### Problem to solve
How many of the lines contain the string "Puskesmas"? Give the number, with no other words.

* begin Task input *

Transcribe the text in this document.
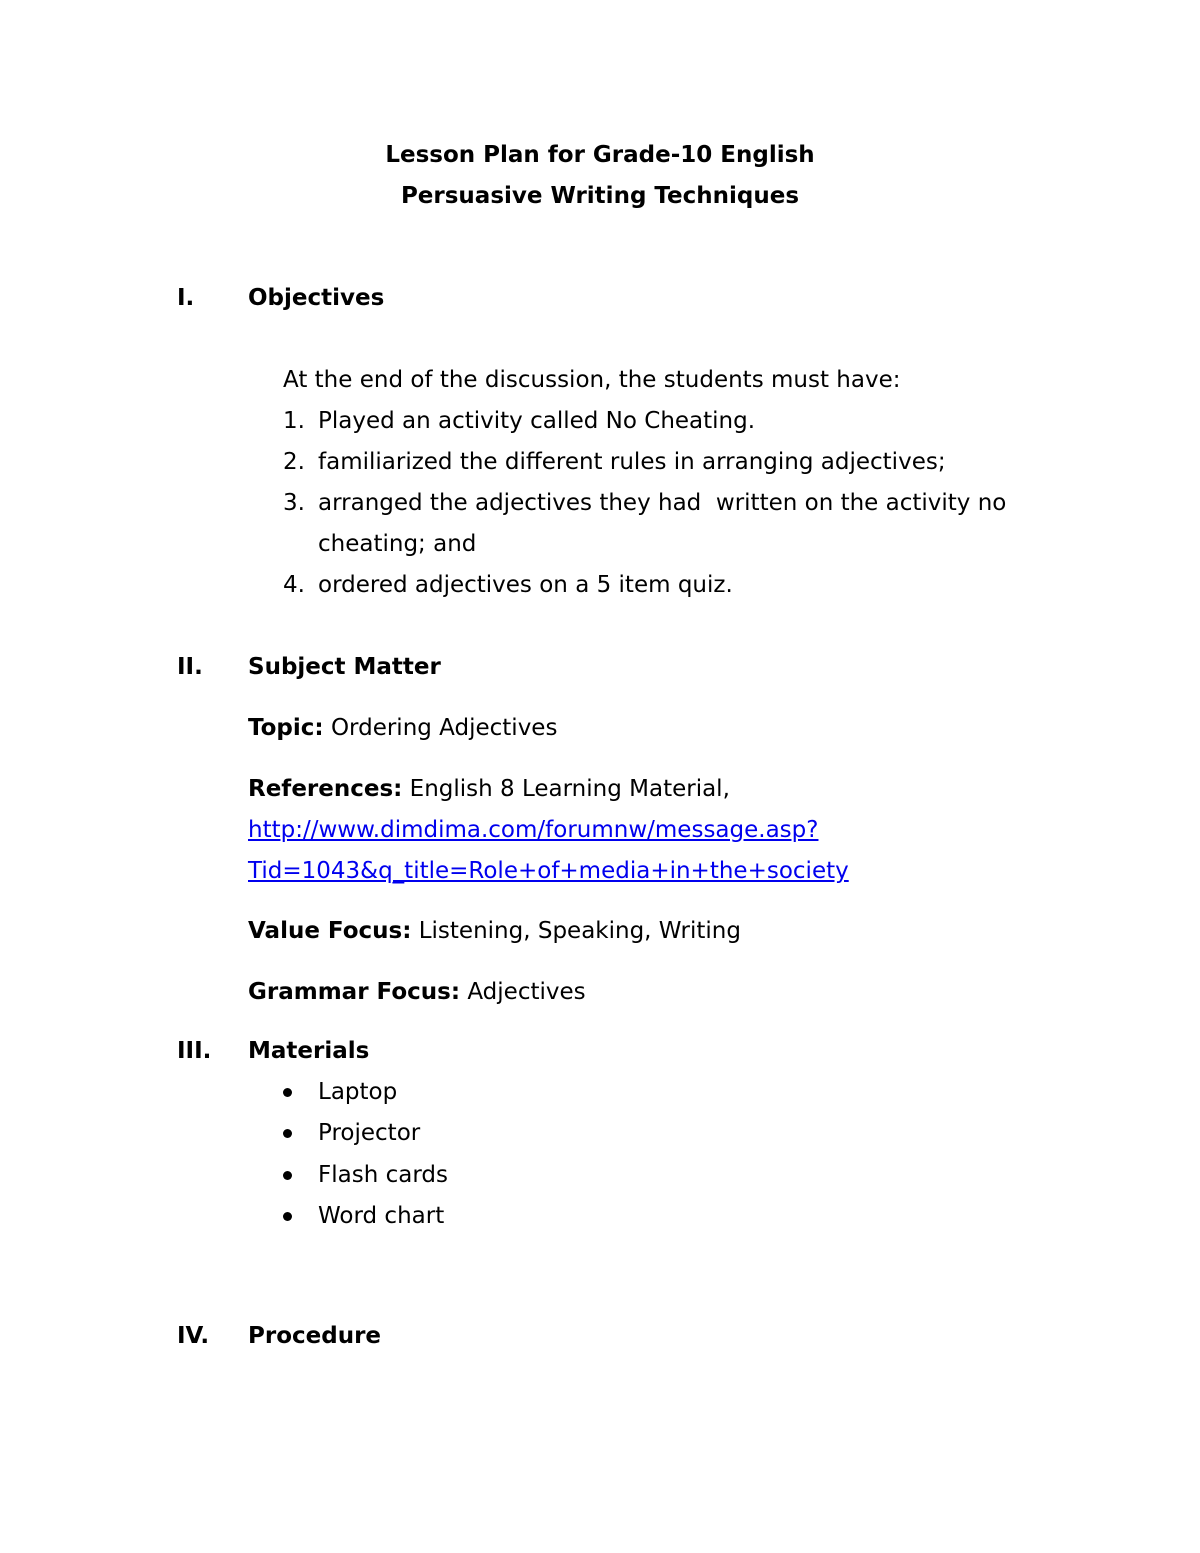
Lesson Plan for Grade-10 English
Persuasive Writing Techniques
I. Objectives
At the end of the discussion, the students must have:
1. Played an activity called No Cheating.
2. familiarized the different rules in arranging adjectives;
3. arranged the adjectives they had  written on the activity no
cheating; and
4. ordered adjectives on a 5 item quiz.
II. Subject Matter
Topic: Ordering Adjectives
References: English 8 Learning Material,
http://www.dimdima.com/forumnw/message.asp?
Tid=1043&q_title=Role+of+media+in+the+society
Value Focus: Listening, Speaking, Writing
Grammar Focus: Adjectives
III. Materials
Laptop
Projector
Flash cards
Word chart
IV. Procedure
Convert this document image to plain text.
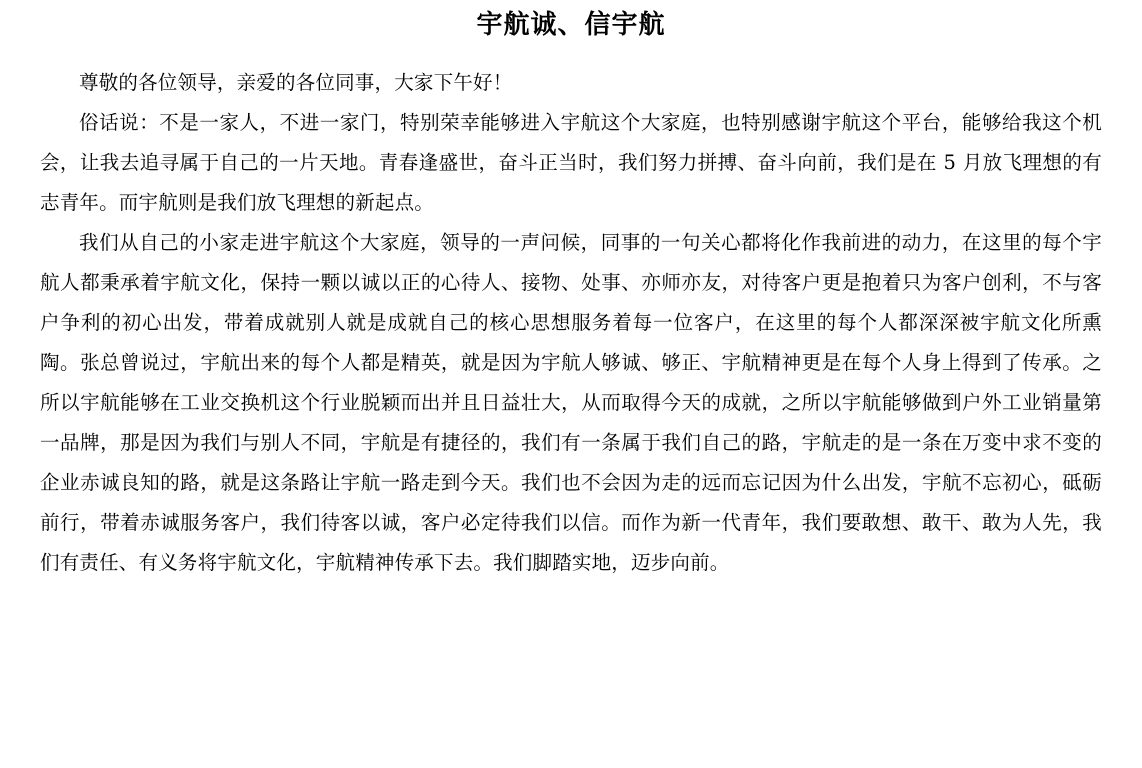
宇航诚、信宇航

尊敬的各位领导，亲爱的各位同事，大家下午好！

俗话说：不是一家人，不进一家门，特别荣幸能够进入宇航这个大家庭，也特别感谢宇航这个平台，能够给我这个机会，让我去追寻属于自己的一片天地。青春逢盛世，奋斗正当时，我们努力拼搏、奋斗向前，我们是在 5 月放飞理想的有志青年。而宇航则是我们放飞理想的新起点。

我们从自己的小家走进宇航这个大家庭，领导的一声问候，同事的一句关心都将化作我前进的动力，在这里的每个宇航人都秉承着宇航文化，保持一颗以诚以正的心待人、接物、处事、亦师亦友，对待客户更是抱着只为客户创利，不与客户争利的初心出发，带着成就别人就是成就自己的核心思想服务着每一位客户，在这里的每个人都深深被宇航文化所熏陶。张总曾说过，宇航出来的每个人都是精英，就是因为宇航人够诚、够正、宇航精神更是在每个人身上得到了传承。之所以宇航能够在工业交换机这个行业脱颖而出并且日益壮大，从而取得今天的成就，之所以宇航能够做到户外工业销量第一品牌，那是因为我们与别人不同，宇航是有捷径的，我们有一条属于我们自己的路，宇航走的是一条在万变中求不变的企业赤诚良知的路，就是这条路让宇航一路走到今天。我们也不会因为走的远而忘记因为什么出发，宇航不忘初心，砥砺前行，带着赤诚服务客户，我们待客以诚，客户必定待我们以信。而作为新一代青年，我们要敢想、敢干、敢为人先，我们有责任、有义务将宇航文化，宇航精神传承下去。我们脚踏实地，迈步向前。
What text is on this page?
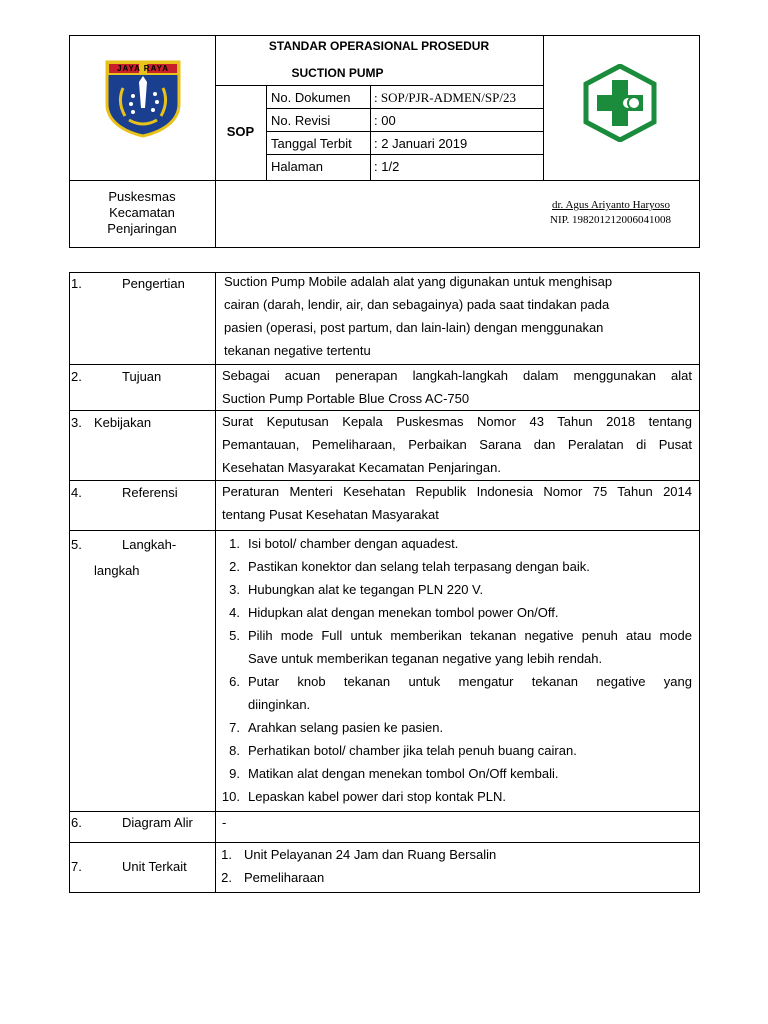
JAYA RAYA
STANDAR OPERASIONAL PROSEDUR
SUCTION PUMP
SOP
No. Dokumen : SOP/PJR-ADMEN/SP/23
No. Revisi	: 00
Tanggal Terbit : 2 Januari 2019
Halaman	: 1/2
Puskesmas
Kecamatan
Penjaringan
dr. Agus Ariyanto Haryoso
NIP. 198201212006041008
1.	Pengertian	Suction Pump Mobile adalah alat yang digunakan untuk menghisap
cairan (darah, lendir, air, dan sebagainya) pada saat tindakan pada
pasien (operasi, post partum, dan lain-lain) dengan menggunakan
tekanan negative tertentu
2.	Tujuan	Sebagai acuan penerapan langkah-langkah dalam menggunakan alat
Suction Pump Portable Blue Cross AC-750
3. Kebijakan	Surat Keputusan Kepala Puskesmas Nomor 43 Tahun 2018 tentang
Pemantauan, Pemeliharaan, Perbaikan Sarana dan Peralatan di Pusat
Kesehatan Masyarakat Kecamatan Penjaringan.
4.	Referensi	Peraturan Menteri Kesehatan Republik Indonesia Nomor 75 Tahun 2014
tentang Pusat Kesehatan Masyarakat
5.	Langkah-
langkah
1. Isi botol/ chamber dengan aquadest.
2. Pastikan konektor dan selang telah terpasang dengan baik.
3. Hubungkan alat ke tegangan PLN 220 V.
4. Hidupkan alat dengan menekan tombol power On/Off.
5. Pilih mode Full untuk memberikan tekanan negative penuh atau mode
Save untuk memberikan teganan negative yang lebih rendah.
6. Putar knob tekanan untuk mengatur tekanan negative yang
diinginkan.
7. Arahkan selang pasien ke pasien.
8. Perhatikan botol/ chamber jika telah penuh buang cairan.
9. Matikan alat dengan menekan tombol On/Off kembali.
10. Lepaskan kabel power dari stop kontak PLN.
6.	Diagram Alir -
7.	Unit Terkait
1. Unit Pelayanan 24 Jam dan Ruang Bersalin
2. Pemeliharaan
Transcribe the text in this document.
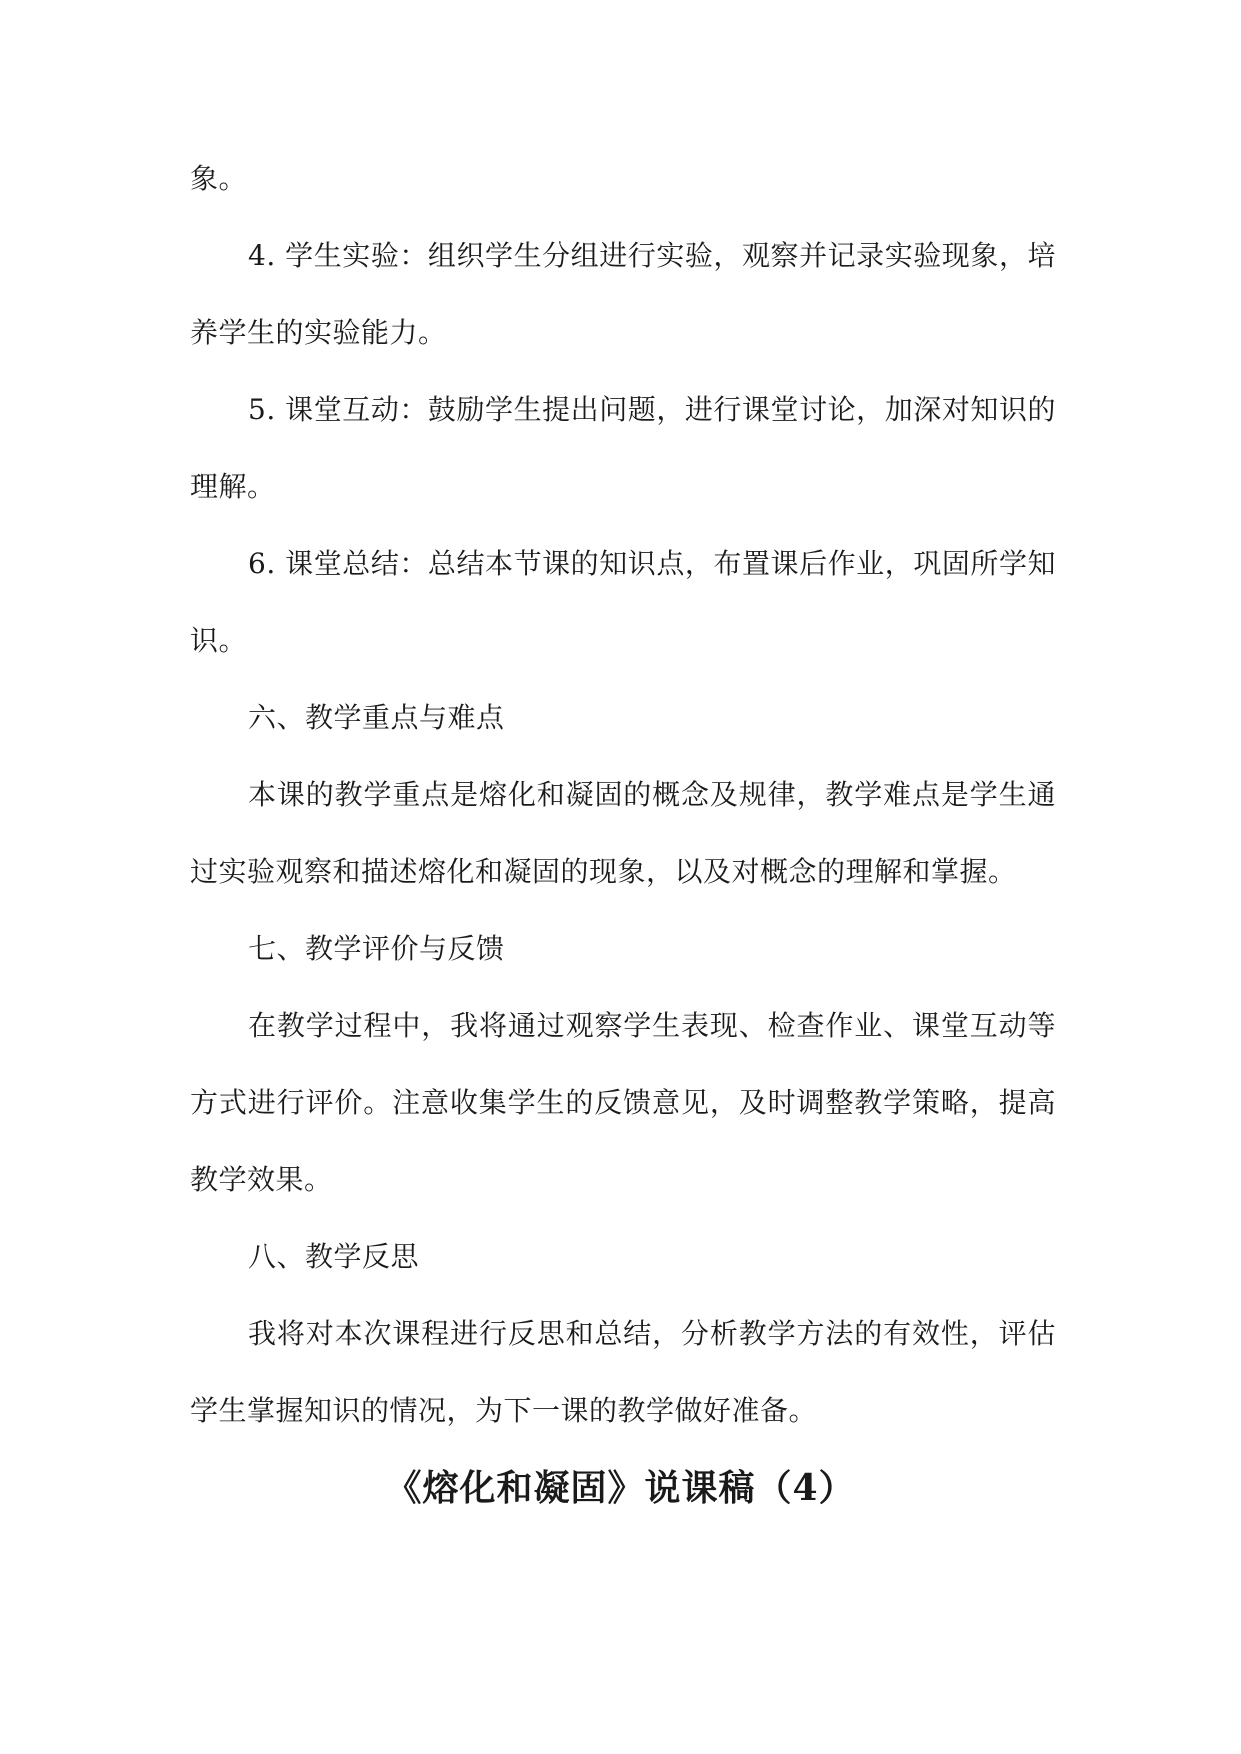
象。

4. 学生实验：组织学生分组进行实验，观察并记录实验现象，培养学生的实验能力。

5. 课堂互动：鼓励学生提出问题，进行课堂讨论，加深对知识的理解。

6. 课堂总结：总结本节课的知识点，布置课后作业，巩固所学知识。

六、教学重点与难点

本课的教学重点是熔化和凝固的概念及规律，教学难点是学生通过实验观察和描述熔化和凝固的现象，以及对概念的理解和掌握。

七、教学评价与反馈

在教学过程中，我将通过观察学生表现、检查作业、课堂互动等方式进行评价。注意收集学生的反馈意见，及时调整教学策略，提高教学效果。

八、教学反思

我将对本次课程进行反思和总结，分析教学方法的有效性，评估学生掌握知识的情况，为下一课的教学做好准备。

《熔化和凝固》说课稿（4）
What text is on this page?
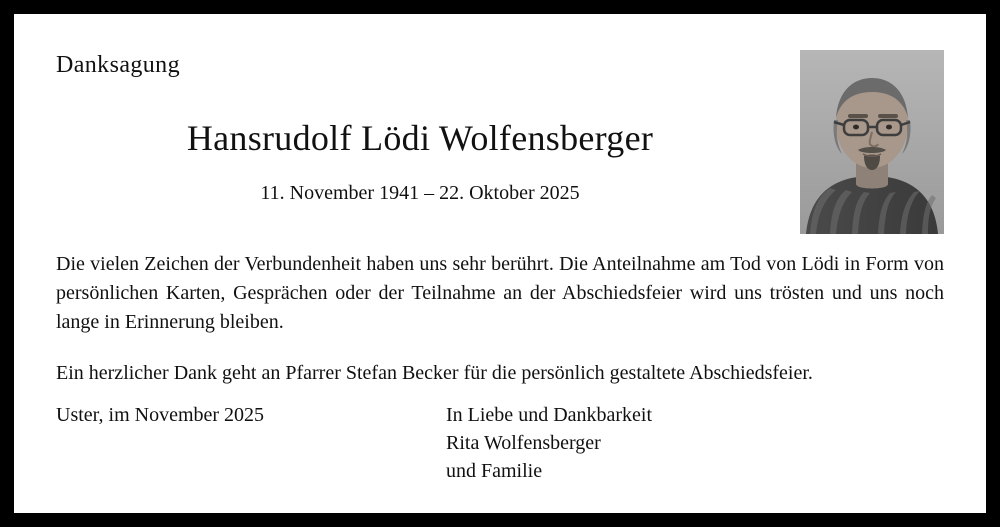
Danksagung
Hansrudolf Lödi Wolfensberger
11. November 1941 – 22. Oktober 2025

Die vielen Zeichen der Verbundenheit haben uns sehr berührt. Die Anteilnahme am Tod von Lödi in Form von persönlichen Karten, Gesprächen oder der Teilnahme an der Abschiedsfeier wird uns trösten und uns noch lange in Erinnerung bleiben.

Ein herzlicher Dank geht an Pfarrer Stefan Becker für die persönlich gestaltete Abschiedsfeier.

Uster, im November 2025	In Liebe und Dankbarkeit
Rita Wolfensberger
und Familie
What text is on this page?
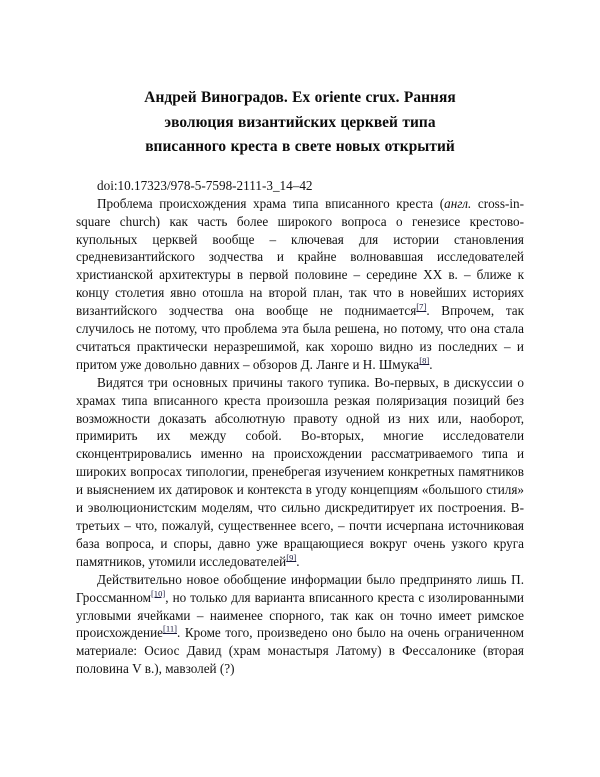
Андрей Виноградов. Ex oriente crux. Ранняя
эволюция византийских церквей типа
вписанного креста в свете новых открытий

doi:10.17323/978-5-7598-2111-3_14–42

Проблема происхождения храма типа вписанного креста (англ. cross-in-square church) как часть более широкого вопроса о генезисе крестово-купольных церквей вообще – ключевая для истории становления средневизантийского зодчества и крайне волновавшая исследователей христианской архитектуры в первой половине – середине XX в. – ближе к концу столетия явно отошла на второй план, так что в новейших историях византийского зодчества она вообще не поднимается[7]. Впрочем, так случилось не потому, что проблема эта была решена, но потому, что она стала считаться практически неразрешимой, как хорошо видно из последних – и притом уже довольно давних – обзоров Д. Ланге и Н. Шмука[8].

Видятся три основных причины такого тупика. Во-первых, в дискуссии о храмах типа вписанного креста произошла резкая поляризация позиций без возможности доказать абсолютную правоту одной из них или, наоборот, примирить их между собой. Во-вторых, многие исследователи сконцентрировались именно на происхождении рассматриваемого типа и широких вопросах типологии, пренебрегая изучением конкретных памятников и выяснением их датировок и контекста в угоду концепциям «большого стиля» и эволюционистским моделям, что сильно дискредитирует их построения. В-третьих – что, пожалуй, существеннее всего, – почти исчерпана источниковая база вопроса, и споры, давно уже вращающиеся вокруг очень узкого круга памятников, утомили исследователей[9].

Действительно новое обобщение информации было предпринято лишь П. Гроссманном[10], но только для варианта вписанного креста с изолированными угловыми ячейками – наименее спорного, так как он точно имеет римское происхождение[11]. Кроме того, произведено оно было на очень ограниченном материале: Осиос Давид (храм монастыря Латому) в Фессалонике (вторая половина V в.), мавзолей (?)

* end Task input *

### Solution below
2